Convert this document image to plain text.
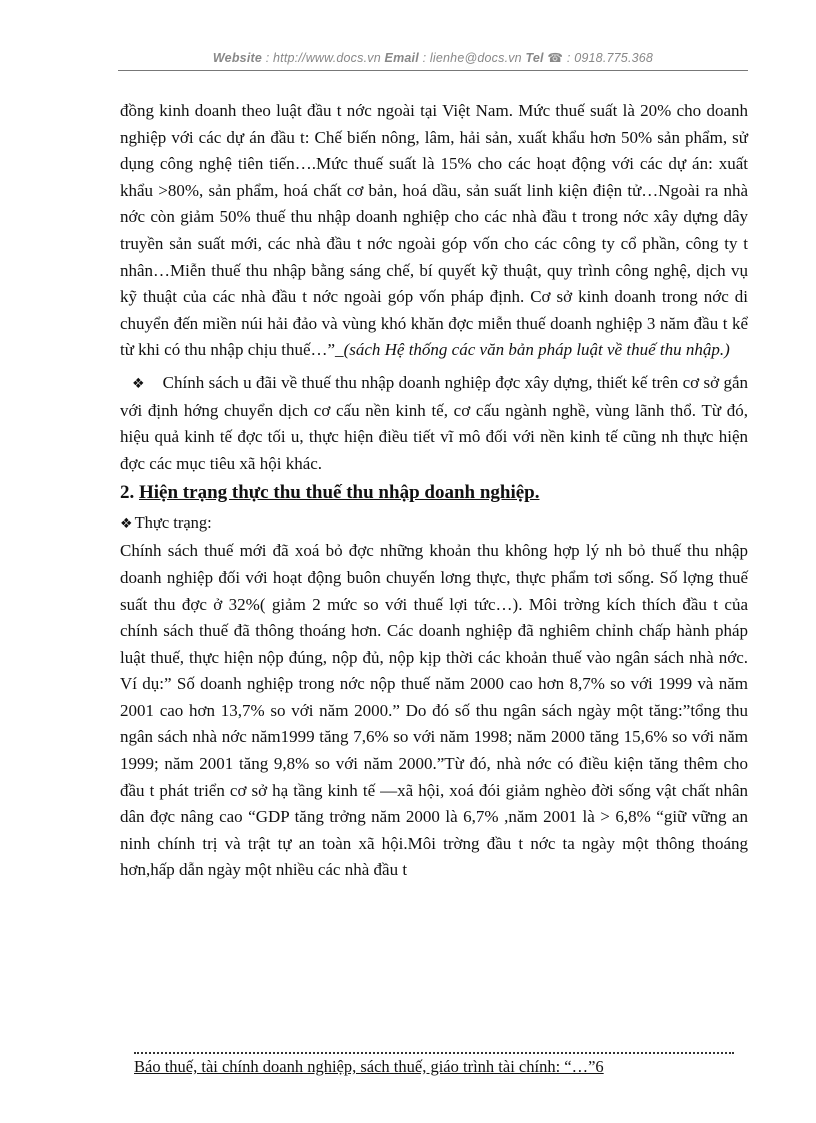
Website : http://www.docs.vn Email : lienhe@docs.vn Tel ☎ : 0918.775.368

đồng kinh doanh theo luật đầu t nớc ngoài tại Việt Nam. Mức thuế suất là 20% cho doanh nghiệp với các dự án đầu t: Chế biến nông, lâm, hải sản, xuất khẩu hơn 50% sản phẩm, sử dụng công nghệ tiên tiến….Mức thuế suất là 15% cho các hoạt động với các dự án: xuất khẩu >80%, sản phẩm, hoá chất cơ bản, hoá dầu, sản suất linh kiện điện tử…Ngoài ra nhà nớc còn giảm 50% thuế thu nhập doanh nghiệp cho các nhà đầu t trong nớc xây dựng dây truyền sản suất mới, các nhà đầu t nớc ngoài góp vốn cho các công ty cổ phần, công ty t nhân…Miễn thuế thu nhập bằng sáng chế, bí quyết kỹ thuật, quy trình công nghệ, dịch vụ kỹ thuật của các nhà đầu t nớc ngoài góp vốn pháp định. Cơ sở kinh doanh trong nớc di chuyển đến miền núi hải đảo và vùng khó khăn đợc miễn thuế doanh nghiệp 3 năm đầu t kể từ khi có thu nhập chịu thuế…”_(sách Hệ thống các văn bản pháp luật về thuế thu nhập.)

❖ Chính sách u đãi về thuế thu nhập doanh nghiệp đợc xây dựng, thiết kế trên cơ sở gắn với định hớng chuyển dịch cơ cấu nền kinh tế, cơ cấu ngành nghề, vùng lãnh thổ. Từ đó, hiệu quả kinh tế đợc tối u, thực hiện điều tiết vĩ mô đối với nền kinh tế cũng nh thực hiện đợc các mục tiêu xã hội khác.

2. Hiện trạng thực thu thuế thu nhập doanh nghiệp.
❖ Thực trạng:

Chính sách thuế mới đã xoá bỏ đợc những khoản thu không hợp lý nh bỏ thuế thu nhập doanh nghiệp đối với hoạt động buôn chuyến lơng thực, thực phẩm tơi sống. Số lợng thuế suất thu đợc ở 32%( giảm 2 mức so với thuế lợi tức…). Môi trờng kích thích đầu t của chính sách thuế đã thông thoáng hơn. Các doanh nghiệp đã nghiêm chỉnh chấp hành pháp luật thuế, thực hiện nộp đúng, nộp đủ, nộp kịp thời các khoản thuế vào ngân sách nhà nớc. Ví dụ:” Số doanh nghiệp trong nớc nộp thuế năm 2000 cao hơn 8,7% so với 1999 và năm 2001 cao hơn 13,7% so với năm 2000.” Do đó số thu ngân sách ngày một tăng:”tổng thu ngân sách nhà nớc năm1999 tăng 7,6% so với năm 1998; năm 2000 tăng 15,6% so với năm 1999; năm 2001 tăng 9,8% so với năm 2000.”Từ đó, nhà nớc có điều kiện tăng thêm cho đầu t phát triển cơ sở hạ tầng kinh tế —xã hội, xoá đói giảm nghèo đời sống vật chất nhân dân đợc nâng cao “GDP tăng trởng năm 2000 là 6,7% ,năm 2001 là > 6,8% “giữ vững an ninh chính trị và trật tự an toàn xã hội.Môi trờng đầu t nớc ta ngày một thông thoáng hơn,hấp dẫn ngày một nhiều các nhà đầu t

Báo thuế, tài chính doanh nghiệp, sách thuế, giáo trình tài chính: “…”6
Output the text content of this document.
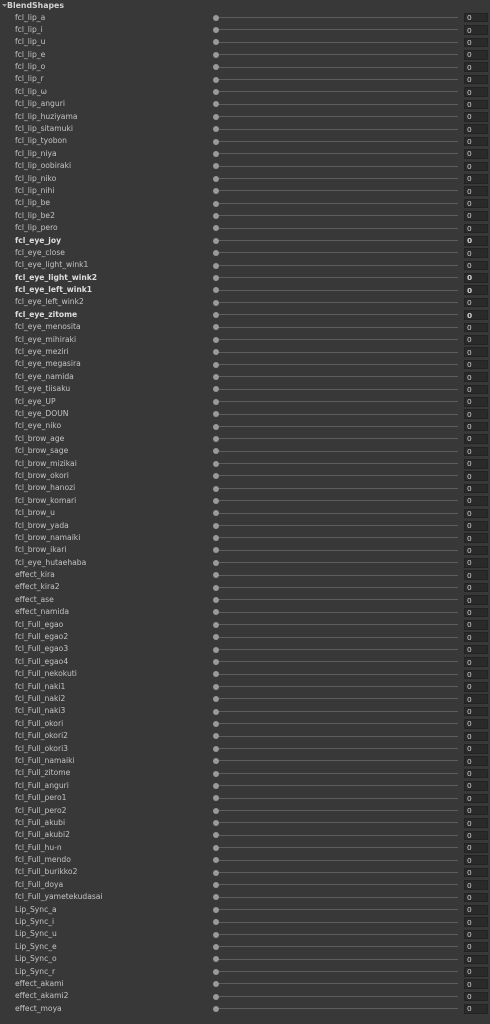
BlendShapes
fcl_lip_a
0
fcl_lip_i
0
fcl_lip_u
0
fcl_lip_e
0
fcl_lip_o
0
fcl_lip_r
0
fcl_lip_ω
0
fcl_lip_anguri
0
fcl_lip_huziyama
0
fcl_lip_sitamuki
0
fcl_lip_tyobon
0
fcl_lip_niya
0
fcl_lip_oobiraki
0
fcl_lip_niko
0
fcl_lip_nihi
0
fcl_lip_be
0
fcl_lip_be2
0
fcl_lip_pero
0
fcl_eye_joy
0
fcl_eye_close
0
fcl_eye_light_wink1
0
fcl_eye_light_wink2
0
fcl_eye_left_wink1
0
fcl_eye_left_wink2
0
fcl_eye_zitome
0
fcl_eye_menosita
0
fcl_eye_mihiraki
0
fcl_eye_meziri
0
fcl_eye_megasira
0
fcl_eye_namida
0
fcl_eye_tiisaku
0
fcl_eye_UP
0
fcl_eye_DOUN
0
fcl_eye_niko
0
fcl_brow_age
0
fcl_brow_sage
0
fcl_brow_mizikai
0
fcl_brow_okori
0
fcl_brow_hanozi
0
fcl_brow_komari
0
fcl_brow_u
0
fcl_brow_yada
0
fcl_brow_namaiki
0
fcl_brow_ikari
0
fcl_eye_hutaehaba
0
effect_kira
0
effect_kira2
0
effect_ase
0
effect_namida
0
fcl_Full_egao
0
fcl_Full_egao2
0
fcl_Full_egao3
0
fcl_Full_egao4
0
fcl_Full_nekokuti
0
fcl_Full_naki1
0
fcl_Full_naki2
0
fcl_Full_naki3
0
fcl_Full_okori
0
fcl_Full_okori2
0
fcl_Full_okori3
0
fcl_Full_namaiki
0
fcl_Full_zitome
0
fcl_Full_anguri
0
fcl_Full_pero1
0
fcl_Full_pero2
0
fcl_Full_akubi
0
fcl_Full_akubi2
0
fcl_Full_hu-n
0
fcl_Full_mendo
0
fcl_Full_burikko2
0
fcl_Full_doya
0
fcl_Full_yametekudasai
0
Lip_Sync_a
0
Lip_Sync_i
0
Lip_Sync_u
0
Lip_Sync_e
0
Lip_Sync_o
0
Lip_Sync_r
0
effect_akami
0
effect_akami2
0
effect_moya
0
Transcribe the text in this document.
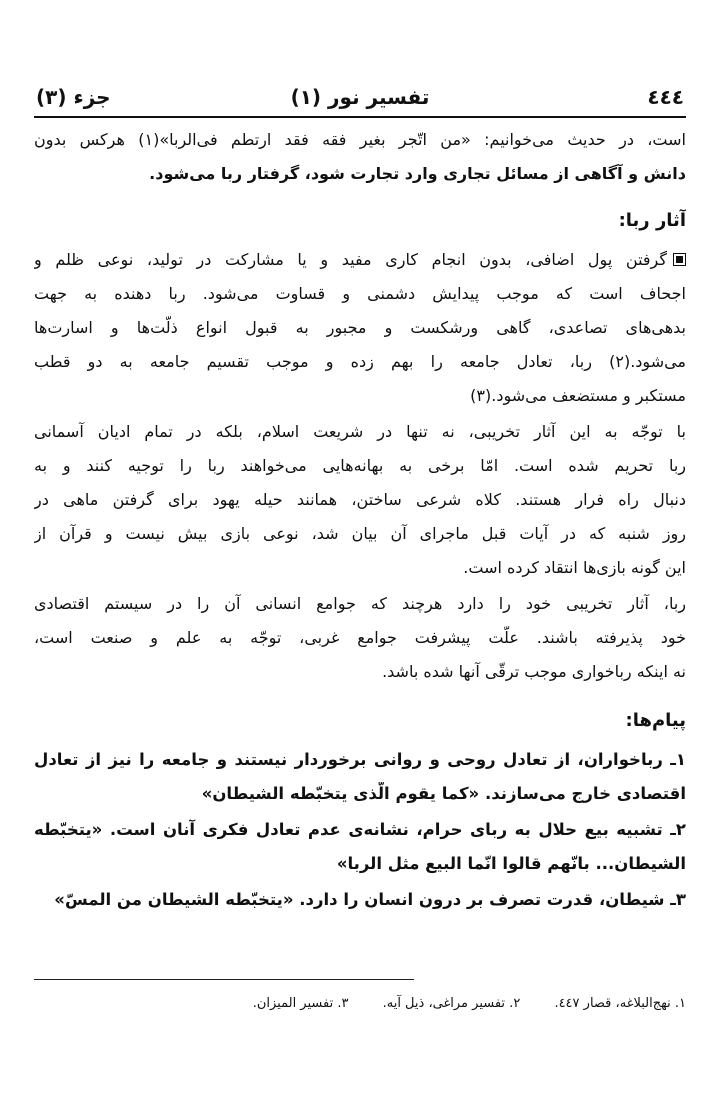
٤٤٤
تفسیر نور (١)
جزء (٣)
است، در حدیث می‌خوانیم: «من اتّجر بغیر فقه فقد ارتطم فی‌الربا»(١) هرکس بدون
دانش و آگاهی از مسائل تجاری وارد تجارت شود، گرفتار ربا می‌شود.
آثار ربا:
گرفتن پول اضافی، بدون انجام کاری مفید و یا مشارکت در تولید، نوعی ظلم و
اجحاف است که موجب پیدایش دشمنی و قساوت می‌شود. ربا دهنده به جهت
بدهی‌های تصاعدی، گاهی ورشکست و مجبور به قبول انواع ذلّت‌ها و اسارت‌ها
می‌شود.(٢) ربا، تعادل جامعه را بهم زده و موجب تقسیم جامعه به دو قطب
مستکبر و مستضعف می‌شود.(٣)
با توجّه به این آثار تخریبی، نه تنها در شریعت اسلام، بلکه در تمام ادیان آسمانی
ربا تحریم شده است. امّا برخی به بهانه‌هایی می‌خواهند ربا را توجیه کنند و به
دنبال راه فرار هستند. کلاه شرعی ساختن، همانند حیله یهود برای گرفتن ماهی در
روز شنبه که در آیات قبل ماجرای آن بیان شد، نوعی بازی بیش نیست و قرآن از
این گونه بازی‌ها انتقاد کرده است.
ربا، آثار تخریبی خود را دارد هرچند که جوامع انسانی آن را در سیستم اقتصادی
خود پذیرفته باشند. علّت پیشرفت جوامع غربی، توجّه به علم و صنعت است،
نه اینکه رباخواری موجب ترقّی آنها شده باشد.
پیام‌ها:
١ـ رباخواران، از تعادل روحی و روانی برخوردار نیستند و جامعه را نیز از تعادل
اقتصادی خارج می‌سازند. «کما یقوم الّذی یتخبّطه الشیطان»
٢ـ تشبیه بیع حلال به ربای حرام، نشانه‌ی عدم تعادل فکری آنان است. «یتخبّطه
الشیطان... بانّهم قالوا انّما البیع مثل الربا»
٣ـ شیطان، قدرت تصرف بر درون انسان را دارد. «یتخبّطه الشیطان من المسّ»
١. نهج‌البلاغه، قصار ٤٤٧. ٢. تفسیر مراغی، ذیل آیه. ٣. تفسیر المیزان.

==================================================

**SET EXERCISE**
Repeat each record exactly as shown above, dropping all images.

**TASK SOLUTION**
Convert this document image to plain text.
Website : http://www.docs.vn Email : lienhe@docs.vn Tel ☎ : 0918.775.368

đồng kinh doanh theo luật đầu t nớc ngoài tại Việt Nam. Mức thuế suất là 20% cho doanh nghiệp với các dự án đầu t: Chế biến nông, lâm, hải sản, xuất khẩu hơn 50% sản phẩm, sử dụng công nghệ tiên tiến….Mức thuế suất là 15% cho các hoạt động với các dự án: xuất khẩu >80%, sản phẩm, hoá chất cơ bản, hoá dầu, sản suất linh kiện điện tử…Ngoài ra nhà nớc còn giảm 50% thuế thu nhập doanh nghiệp cho các nhà đầu t trong nớc xây dựng dây truyền sản suất mới, các nhà đầu t nớc ngoài góp vốn cho các công ty cổ phần, công ty t nhân…Miễn thuế thu nhập bằng sáng chế, bí quyết kỹ thuật, quy trình công nghệ, dịch vụ kỹ thuật của các nhà đầu t nớc ngoài góp vốn pháp định. Cơ sở kinh doanh trong nớc di chuyển đến miền núi hải đảo và vùng khó khăn đợc miễn thuế doanh nghiệp 3 năm đầu t kể từ khi có thu nhập chịu thuế…”_(sách Hệ thống các văn bản pháp luật về thuế thu nhập.)

❖ Chính sách u đãi về thuế thu nhập doanh nghiệp đợc xây dựng, thiết kế trên cơ sở gắn với định hớng chuyển dịch cơ cấu nền kinh tế, cơ cấu ngành nghề, vùng lãnh thổ. Từ đó, hiệu quả kinh tế đợc tối u, thực hiện điều tiết vĩ mô đối với nền kinh tế cũng nh thực hiện đợc các mục tiêu xã hội khác.

2. Hiện trạng thực thu thuế thu nhập doanh nghiệp.
❖ Thực trạng:

Chính sách thuế mới đã xoá bỏ đợc những khoản thu không hợp lý nh bỏ thuế thu nhập doanh nghiệp đối với hoạt động buôn chuyến lơng thực, thực phẩm tơi sống. Số lợng thuế suất thu đợc ở 32%( giảm 2 mức so với thuế lợi tức…). Môi trờng kích thích đầu t của chính sách thuế đã thông thoáng hơn. Các doanh nghiệp đã nghiêm chỉnh chấp hành pháp luật thuế, thực hiện nộp đúng, nộp đủ, nộp kịp thời các khoản thuế vào ngân sách nhà nớc. Ví dụ:” Số doanh nghiệp trong nớc nộp thuế năm 2000 cao hơn 8,7% so với 1999 và năm 2001 cao hơn 13,7% so với năm 2000.” Do đó số thu ngân sách ngày một tăng:”tổng thu ngân sách nhà nớc năm1999 tăng 7,6% so với năm 1998; năm 2000 tăng 15,6% so với năm 1999; năm 2001 tăng 9,8% so với năm 2000.”Từ đó, nhà nớc có điều kiện tăng thêm cho đầu t phát triển cơ sở hạ tầng kinh tế —xã hội, xoá đói giảm nghèo đời sống vật chất nhân dân đợc nâng cao “GDP tăng trởng năm 2000 là 6,7% ,năm 2001 là > 6,8% “giữ vững an ninh chính trị và trật tự an toàn xã hội.Môi trờng đầu t nớc ta ngày một thông thoáng hơn,hấp dẫn ngày một nhiều các nhà đầu t

Báo thuế, tài chính doanh nghiệp, sách thuế, giáo trình tài chính: “…”6
Output the text content of this document.
BlendShapes
fcl_lip_a
0
fcl_lip_i
0
fcl_lip_u
0
fcl_lip_e
0
fcl_lip_o
0
fcl_lip_r
0
fcl_lip_ω
0
fcl_lip_anguri
0
fcl_lip_huziyama
0
fcl_lip_sitamuki
0
fcl_lip_tyobon
0
fcl_lip_niya
0
fcl_lip_oobiraki
0
fcl_lip_niko
0
fcl_lip_nihi
0
fcl_lip_be
0
fcl_lip_be2
0
fcl_lip_pero
0
fcl_eye_joy
0
fcl_eye_close
0
fcl_eye_light_wink1
0
fcl_eye_light_wink2
0
fcl_eye_left_wink1
0
fcl_eye_left_wink2
0
fcl_eye_zitome
0
fcl_eye_menosita
0
fcl_eye_mihiraki
0
fcl_eye_meziri
0
fcl_eye_megasira
0
fcl_eye_namida
0
fcl_eye_tiisaku
0
fcl_eye_UP
0
fcl_eye_DOUN
0
fcl_eye_niko
0
fcl_brow_age
0
fcl_brow_sage
0
fcl_brow_mizikai
0
fcl_brow_okori
0
fcl_brow_hanozi
0
fcl_brow_komari
0
fcl_brow_u
0
fcl_brow_yada
0
fcl_brow_namaiki
0
fcl_brow_ikari
0
fcl_eye_hutaehaba
0
effect_kira
0
effect_kira2
0
effect_ase
0
effect_namida
0
fcl_Full_egao
0
fcl_Full_egao2
0
fcl_Full_egao3
0
fcl_Full_egao4
0
fcl_Full_nekokuti
0
fcl_Full_naki1
0
fcl_Full_naki2
0
fcl_Full_naki3
0
fcl_Full_okori
0
fcl_Full_okori2
0
fcl_Full_okori3
0
fcl_Full_namaiki
0
fcl_Full_zitome
0
fcl_Full_anguri
0
fcl_Full_pero1
0
fcl_Full_pero2
0
fcl_Full_akubi
0
fcl_Full_akubi2
0
fcl_Full_hu-n
0
fcl_Full_mendo
0
fcl_Full_burikko2
0
fcl_Full_doya
0
fcl_Full_yametekudasai
0
Lip_Sync_a
0
Lip_Sync_i
0
Lip_Sync_u
0
Lip_Sync_e
0
Lip_Sync_o
0
Lip_Sync_r
0
effect_akami
0
effect_akami2
0
effect_moya
0
Transcribe the text in this document.
٤٤٤
تفسیر نور (١)
جزء (٣)
است، در حدیث می‌خوانیم: «من اتّجر بغیر فقه فقد ارتطم فی‌الربا»(١) هرکس بدون
دانش و آگاهی از مسائل تجاری وارد تجارت شود، گرفتار ربا می‌شود.
آثار ربا:
گرفتن پول اضافی، بدون انجام کاری مفید و یا مشارکت در تولید، نوعی ظلم و
اجحاف است که موجب پیدایش دشمنی و قساوت می‌شود. ربا دهنده به جهت
بدهی‌های تصاعدی، گاهی ورشکست و مجبور به قبول انواع ذلّت‌ها و اسارت‌ها
می‌شود.(٢) ربا، تعادل جامعه را بهم زده و موجب تقسیم جامعه به دو قطب
مستکبر و مستضعف می‌شود.(٣)
با توجّه به این آثار تخریبی، نه تنها در شریعت اسلام، بلکه در تمام ادیان آسمانی
ربا تحریم شده است. امّا برخی به بهانه‌هایی می‌خواهند ربا را توجیه کنند و به
دنبال راه فرار هستند. کلاه شرعی ساختن، همانند حیله یهود برای گرفتن ماهی در
روز شنبه که در آیات قبل ماجرای آن بیان شد، نوعی بازی بیش نیست و قرآن از
این گونه بازی‌ها انتقاد کرده است.
ربا، آثار تخریبی خود را دارد هرچند که جوامع انسانی آن را در سیستم اقتصادی
خود پذیرفته باشند. علّت پیشرفت جوامع غربی، توجّه به علم و صنعت است،
نه اینکه رباخواری موجب ترقّی آنها شده باشد.
پیام‌ها:
١ـ رباخواران، از تعادل روحی و روانی برخوردار نیستند و جامعه را نیز از تعادل
اقتصادی خارج می‌سازند. «کما یقوم الّذی یتخبّطه الشیطان»
٢ـ تشبیه بیع حلال به ربای حرام، نشانه‌ی عدم تعادل فکری آنان است. «یتخبّطه
الشیطان... بانّهم قالوا انّما البیع مثل الربا»
٣ـ شیطان، قدرت تصرف بر درون انسان را دارد. «یتخبّطه الشیطان من المسّ»
١. نهج‌البلاغه، قصار ٤٤٧. ٢. تفسیر مراغی، ذیل آیه. ٣. تفسیر المیزان.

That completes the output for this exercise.